◆ Exercise ◆
The entries that follow should be written out exactly.

[Lines of data]
++++++++

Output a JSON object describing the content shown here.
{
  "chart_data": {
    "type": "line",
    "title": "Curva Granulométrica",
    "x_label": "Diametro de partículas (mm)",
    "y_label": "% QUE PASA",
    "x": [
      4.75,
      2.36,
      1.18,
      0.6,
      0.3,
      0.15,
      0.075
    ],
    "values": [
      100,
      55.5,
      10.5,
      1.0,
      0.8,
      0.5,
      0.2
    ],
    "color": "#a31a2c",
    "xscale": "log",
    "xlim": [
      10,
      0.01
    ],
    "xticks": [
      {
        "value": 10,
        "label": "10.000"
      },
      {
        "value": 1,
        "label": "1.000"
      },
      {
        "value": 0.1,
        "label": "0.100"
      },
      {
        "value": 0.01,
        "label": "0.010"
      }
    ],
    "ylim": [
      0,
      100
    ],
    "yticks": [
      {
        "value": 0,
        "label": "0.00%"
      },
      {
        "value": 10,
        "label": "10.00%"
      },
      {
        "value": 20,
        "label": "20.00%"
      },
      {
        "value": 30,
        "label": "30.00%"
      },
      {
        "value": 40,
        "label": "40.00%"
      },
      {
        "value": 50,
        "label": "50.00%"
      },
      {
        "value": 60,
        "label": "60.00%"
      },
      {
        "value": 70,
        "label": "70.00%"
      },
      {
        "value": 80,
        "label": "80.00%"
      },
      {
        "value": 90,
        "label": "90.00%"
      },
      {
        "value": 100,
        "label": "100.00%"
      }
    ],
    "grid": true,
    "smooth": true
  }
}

++++++++

◆ Answer to the exercise ◆
Output a JSON object describing the content shown here.
{
  "chart_data": {
    "type": "line",
    "title": "Curva Granulométrica",
    "x_label": "Diametro de partículas (mm)",
    "y_label": "% QUE PASA",
    "x": [
      4.75,
      2.36,
      1.18,
      0.6,
      0.3,
      0.15,
      0.075
    ],
    "values": [
      100,
      55.5,
      10.5,
      1.0,
      0.8,
      0.5,
      0.2
    ],
    "color": "#a31a2c",
    "xscale": "log",
    "xlim": [
      10,
      0.01
    ],
    "xticks": [
      {
        "value": 10,
        "label": "10.000"
      },
      {
        "value": 1,
        "label": "1.000"
      },
      {
        "value": 0.1,
        "label": "0.100"
      },
      {
        "value": 0.01,
        "label": "0.010"
      }
    ],
    "ylim": [
      0,
      100
    ],
    "yticks": [
      {
        "value": 0,
        "label": "0.00%"
      },
      {
        "value": 10,
        "label": "10.00%"
      },
      {
        "value": 20,
        "label": "20.00%"
      },
      {
        "value": 30,
        "label": "30.00%"
      },
      {
        "value": 40,
        "label": "40.00%"
      },
      {
        "value": 50,
        "label": "50.00%"
      },
      {
        "value": 60,
        "label": "60.00%"
      },
      {
        "value": 70,
        "label": "70.00%"
      },
      {
        "value": 80,
        "label": "80.00%"
      },
      {
        "value": 90,
        "label": "90.00%"
      },
      {
        "value": 100,
        "label": "100.00%"
      }
    ],
    "grid": true,
    "smooth": true
  }
}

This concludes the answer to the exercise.